_Figure data in JSON_.
=====

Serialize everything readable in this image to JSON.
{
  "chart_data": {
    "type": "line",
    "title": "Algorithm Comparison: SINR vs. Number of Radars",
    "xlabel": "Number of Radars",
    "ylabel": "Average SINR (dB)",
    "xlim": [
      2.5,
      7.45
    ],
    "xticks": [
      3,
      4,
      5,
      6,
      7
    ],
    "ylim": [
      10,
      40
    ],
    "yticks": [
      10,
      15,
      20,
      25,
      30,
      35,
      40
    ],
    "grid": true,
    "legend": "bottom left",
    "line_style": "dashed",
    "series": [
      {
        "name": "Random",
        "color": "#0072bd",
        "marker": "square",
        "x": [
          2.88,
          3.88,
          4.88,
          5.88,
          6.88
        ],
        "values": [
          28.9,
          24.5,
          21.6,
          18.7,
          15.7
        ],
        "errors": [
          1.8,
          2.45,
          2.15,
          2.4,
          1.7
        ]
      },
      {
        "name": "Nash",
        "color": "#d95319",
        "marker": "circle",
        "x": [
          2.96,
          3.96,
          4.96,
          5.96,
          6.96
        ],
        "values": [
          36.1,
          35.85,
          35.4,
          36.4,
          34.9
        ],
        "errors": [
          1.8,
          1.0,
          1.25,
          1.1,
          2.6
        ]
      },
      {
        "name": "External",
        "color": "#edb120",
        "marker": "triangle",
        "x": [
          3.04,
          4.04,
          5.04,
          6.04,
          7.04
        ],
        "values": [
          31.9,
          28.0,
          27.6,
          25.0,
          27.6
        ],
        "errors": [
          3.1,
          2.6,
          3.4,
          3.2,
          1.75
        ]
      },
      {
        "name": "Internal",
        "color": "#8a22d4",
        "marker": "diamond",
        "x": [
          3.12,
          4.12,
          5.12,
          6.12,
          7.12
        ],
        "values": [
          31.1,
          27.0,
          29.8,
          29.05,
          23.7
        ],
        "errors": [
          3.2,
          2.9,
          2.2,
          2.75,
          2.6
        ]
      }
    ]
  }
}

=====

_What is expected_. Retype all of the material above with every character intact.

_Task solution_.
Serialize everything readable in this image to JSON.
{
  "chart_data": {
    "type": "line",
    "title": "Algorithm Comparison: SINR vs. Number of Radars",
    "xlabel": "Number of Radars",
    "ylabel": "Average SINR (dB)",
    "xlim": [
      2.5,
      7.45
    ],
    "xticks": [
      3,
      4,
      5,
      6,
      7
    ],
    "ylim": [
      10,
      40
    ],
    "yticks": [
      10,
      15,
      20,
      25,
      30,
      35,
      40
    ],
    "grid": true,
    "legend": "bottom left",
    "line_style": "dashed",
    "series": [
      {
        "name": "Random",
        "color": "#0072bd",
        "marker": "square",
        "x": [
          2.88,
          3.88,
          4.88,
          5.88,
          6.88
        ],
        "values": [
          28.9,
          24.5,
          21.6,
          18.7,
          15.7
        ],
        "errors": [
          1.8,
          2.45,
          2.15,
          2.4,
          1.7
        ]
      },
      {
        "name": "Nash",
        "color": "#d95319",
        "marker": "circle",
        "x": [
          2.96,
          3.96,
          4.96,
          5.96,
          6.96
        ],
        "values": [
          36.1,
          35.85,
          35.4,
          36.4,
          34.9
        ],
        "errors": [
          1.8,
          1.0,
          1.25,
          1.1,
          2.6
        ]
      },
      {
        "name": "External",
        "color": "#edb120",
        "marker": "triangle",
        "x": [
          3.04,
          4.04,
          5.04,
          6.04,
          7.04
        ],
        "values": [
          31.9,
          28.0,
          27.6,
          25.0,
          27.6
        ],
        "errors": [
          3.1,
          2.6,
          3.4,
          3.2,
          1.75
        ]
      },
      {
        "name": "Internal",
        "color": "#8a22d4",
        "marker": "diamond",
        "x": [
          3.12,
          4.12,
          5.12,
          6.12,
          7.12
        ],
        "values": [
          31.1,
          27.0,
          29.8,
          29.05,
          23.7
        ],
        "errors": [
          3.2,
          2.9,
          2.2,
          2.75,
          2.6
        ]
      }
    ]
  }
}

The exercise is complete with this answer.